• [SET TASK] Repeat the lines below exactly as they appear, but leave out the images.

• [THE RECORDS]
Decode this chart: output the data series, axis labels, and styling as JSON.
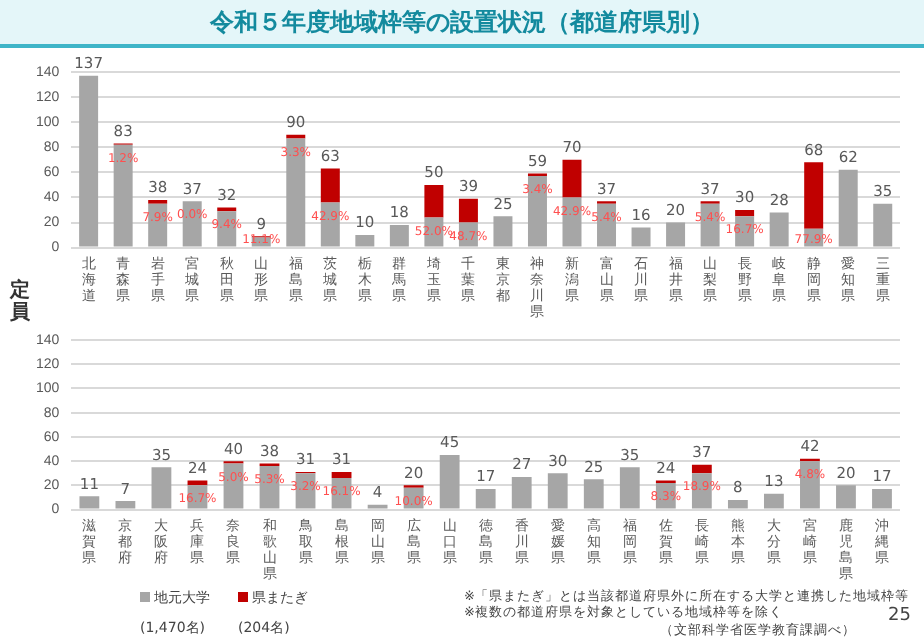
{
  "chart_data": [
    {
      "type": "bar",
      "title": "令和５年度地域枠等の設置状況（都道府県別）",
      "ylabel": "定員",
      "stacked": true,
      "grid": "y",
      "categories": [
        "北海道",
        "青森県",
        "岩手県",
        "宮城県",
        "秋田県",
        "山形県",
        "福島県",
        "茨城県",
        "栃木県",
        "群馬県",
        "埼玉県",
        "千葉県",
        "東京都",
        "神奈川県",
        "新潟県",
        "富山県",
        "石川県",
        "福井県",
        "山梨県",
        "長野県",
        "岐阜県",
        "静岡県",
        "愛知県",
        "三重県"
      ],
      "series": [
        {
          "color": "#a6a6a6",
          "values": [
            137,
            82,
            35,
            37,
            29,
            8,
            87,
            36,
            10,
            18,
            24,
            20,
            25,
            57,
            40,
            35,
            16,
            20,
            35,
            25,
            28,
            15,
            62,
            35
          ]
        },
        {
          "color": "#c00000",
          "values": [
            0,
            1,
            3,
            0,
            3,
            1,
            3,
            27,
            0,
            0,
            26,
            19,
            0,
            2,
            30,
            2,
            0,
            0,
            2,
            5,
            0,
            53,
            0,
            0
          ]
        }
      ],
      "totals": [
        "137",
        "83",
        "38",
        "37",
        "32",
        "9",
        "90",
        "63",
        "10",
        "18",
        "50",
        "39",
        "25",
        "59",
        "70",
        "37",
        "16",
        "20",
        "37",
        "30",
        "28",
        "68",
        "62",
        "35"
      ],
      "ylim": [
        0,
        140
      ],
      "yticks": [
        0,
        20,
        40,
        60,
        80,
        100,
        120,
        140
      ],
      "annotations": [
        {
          "text": "1.2%",
          "x": "青森県",
          "y": 82
        },
        {
          "text": "7.9%",
          "x": "岩手県",
          "y": 35
        },
        {
          "text": "0.0%",
          "x": "宮城県",
          "y": 37
        },
        {
          "text": "9.4%",
          "x": "秋田県",
          "y": 29
        },
        {
          "text": "11.1%",
          "x": "山形県",
          "y": 8
        },
        {
          "text": "3.3%",
          "x": "福島県",
          "y": 87
        },
        {
          "text": "42.9%",
          "x": "茨城県",
          "y": 36
        },
        {
          "text": "52.0%",
          "x": "埼玉県",
          "y": 24
        },
        {
          "text": "48.7%",
          "x": "千葉県",
          "y": 20
        },
        {
          "text": "3.4%",
          "x": "神奈川県",
          "y": 57
        },
        {
          "text": "42.9%",
          "x": "新潟県",
          "y": 40
        },
        {
          "text": "5.4%",
          "x": "富山県",
          "y": 35
        },
        {
          "text": "5.4%",
          "x": "山梨県",
          "y": 35
        },
        {
          "text": "16.7%",
          "x": "長野県",
          "y": 25
        },
        {
          "text": "77.9%",
          "x": "静岡県",
          "y": 15
        }
      ]
    },
    {
      "type": "bar",
      "stacked": true,
      "grid": "y",
      "legend": "bottom",
      "categories": [
        "滋賀県",
        "京都府",
        "大阪府",
        "兵庫県",
        "奈良県",
        "和歌山県",
        "鳥取県",
        "島根県",
        "岡山県",
        "広島県",
        "山口県",
        "徳島県",
        "香川県",
        "愛媛県",
        "高知県",
        "福岡県",
        "佐賀県",
        "長崎県",
        "熊本県",
        "大分県",
        "宮崎県",
        "鹿児島県",
        "沖縄県"
      ],
      "series": [
        {
          "name": "地元大学",
          "color": "#a6a6a6",
          "values": [
            11,
            7,
            35,
            20,
            38,
            36,
            30,
            26,
            4,
            18,
            45,
            17,
            27,
            30,
            25,
            35,
            22,
            30,
            8,
            13,
            40,
            20,
            17
          ]
        },
        {
          "name": "県またぎ",
          "color": "#c00000",
          "values": [
            0,
            0,
            0,
            4,
            2,
            2,
            1,
            5,
            0,
            2,
            0,
            0,
            0,
            0,
            0,
            0,
            2,
            7,
            0,
            0,
            2,
            0,
            0
          ]
        }
      ],
      "totals": [
        "11",
        "7",
        "35",
        "24",
        "40",
        "38",
        "31",
        "31",
        "4",
        "20",
        "45",
        "17",
        "27",
        "30",
        "25",
        "35",
        "24",
        "37",
        "8",
        "13",
        "42",
        "20",
        "17"
      ],
      "ylim": [
        0,
        140
      ],
      "yticks": [
        0,
        20,
        40,
        60,
        80,
        100,
        120,
        140
      ],
      "annotations": [
        "(1,470名)",
        "(204名)",
        "※「県またぎ」とは当該都道府県外に所在する大学と連携した地域枠等",
        "※複数の都道府県を対象としている地域枠等を除く",
        "（文部科学省医学教育課調べ）",
        "25",
        {
          "text": "16.7%",
          "x": "兵庫県",
          "y": 20
        },
        {
          "text": "5.0%",
          "x": "奈良県",
          "y": 38
        },
        {
          "text": "5.3%",
          "x": "和歌山県",
          "y": 36
        },
        {
          "text": "3.2%",
          "x": "鳥取県",
          "y": 30
        },
        {
          "text": "16.1%",
          "x": "島根県",
          "y": 26
        },
        {
          "text": "10.0%",
          "x": "広島県",
          "y": 18
        },
        {
          "text": "8.3%",
          "x": "佐賀県",
          "y": 22
        },
        {
          "text": "18.9%",
          "x": "長崎県",
          "y": 30
        },
        {
          "text": "4.8%",
          "x": "宮崎県",
          "y": 40
        }
      ]
    }
  ]
}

• [CORRECT OUTPUT]
Decode this chart: output the data series, axis labels, and styling as JSON.
{
  "chart_data": [
    {
      "type": "bar",
      "title": "令和５年度地域枠等の設置状況（都道府県別）",
      "ylabel": "定員",
      "stacked": true,
      "grid": "y",
      "categories": [
        "北海道",
        "青森県",
        "岩手県",
        "宮城県",
        "秋田県",
        "山形県",
        "福島県",
        "茨城県",
        "栃木県",
        "群馬県",
        "埼玉県",
        "千葉県",
        "東京都",
        "神奈川県",
        "新潟県",
        "富山県",
        "石川県",
        "福井県",
        "山梨県",
        "長野県",
        "岐阜県",
        "静岡県",
        "愛知県",
        "三重県"
      ],
      "series": [
        {
          "color": "#a6a6a6",
          "values": [
            137,
            82,
            35,
            37,
            29,
            8,
            87,
            36,
            10,
            18,
            24,
            20,
            25,
            57,
            40,
            35,
            16,
            20,
            35,
            25,
            28,
            15,
            62,
            35
          ]
        },
        {
          "color": "#c00000",
          "values": [
            0,
            1,
            3,
            0,
            3,
            1,
            3,
            27,
            0,
            0,
            26,
            19,
            0,
            2,
            30,
            2,
            0,
            0,
            2,
            5,
            0,
            53,
            0,
            0
          ]
        }
      ],
      "totals": [
        "137",
        "83",
        "38",
        "37",
        "32",
        "9",
        "90",
        "63",
        "10",
        "18",
        "50",
        "39",
        "25",
        "59",
        "70",
        "37",
        "16",
        "20",
        "37",
        "30",
        "28",
        "68",
        "62",
        "35"
      ],
      "ylim": [
        0,
        140
      ],
      "yticks": [
        0,
        20,
        40,
        60,
        80,
        100,
        120,
        140
      ],
      "annotations": [
        {
          "text": "1.2%",
          "x": "青森県",
          "y": 82
        },
        {
          "text": "7.9%",
          "x": "岩手県",
          "y": 35
        },
        {
          "text": "0.0%",
          "x": "宮城県",
          "y": 37
        },
        {
          "text": "9.4%",
          "x": "秋田県",
          "y": 29
        },
        {
          "text": "11.1%",
          "x": "山形県",
          "y": 8
        },
        {
          "text": "3.3%",
          "x": "福島県",
          "y": 87
        },
        {
          "text": "42.9%",
          "x": "茨城県",
          "y": 36
        },
        {
          "text": "52.0%",
          "x": "埼玉県",
          "y": 24
        },
        {
          "text": "48.7%",
          "x": "千葉県",
          "y": 20
        },
        {
          "text": "3.4%",
          "x": "神奈川県",
          "y": 57
        },
        {
          "text": "42.9%",
          "x": "新潟県",
          "y": 40
        },
        {
          "text": "5.4%",
          "x": "富山県",
          "y": 35
        },
        {
          "text": "5.4%",
          "x": "山梨県",
          "y": 35
        },
        {
          "text": "16.7%",
          "x": "長野県",
          "y": 25
        },
        {
          "text": "77.9%",
          "x": "静岡県",
          "y": 15
        }
      ]
    },
    {
      "type": "bar",
      "stacked": true,
      "grid": "y",
      "legend": "bottom",
      "categories": [
        "滋賀県",
        "京都府",
        "大阪府",
        "兵庫県",
        "奈良県",
        "和歌山県",
        "鳥取県",
        "島根県",
        "岡山県",
        "広島県",
        "山口県",
        "徳島県",
        "香川県",
        "愛媛県",
        "高知県",
        "福岡県",
        "佐賀県",
        "長崎県",
        "熊本県",
        "大分県",
        "宮崎県",
        "鹿児島県",
        "沖縄県"
      ],
      "series": [
        {
          "name": "地元大学",
          "color": "#a6a6a6",
          "values": [
            11,
            7,
            35,
            20,
            38,
            36,
            30,
            26,
            4,
            18,
            45,
            17,
            27,
            30,
            25,
            35,
            22,
            30,
            8,
            13,
            40,
            20,
            17
          ]
        },
        {
          "name": "県またぎ",
          "color": "#c00000",
          "values": [
            0,
            0,
            0,
            4,
            2,
            2,
            1,
            5,
            0,
            2,
            0,
            0,
            0,
            0,
            0,
            0,
            2,
            7,
            0,
            0,
            2,
            0,
            0
          ]
        }
      ],
      "totals": [
        "11",
        "7",
        "35",
        "24",
        "40",
        "38",
        "31",
        "31",
        "4",
        "20",
        "45",
        "17",
        "27",
        "30",
        "25",
        "35",
        "24",
        "37",
        "8",
        "13",
        "42",
        "20",
        "17"
      ],
      "ylim": [
        0,
        140
      ],
      "yticks": [
        0,
        20,
        40,
        60,
        80,
        100,
        120,
        140
      ],
      "annotations": [
        "(1,470名)",
        "(204名)",
        "※「県またぎ」とは当該都道府県外に所在する大学と連携した地域枠等",
        "※複数の都道府県を対象としている地域枠等を除く",
        "（文部科学省医学教育課調べ）",
        "25",
        {
          "text": "16.7%",
          "x": "兵庫県",
          "y": 20
        },
        {
          "text": "5.0%",
          "x": "奈良県",
          "y": 38
        },
        {
          "text": "5.3%",
          "x": "和歌山県",
          "y": 36
        },
        {
          "text": "3.2%",
          "x": "鳥取県",
          "y": 30
        },
        {
          "text": "16.1%",
          "x": "島根県",
          "y": 26
        },
        {
          "text": "10.0%",
          "x": "広島県",
          "y": 18
        },
        {
          "text": "8.3%",
          "x": "佐賀県",
          "y": 22
        },
        {
          "text": "18.9%",
          "x": "長崎県",
          "y": 30
        },
        {
          "text": "4.8%",
          "x": "宮崎県",
          "y": 40
        }
      ]
    }
  ]
}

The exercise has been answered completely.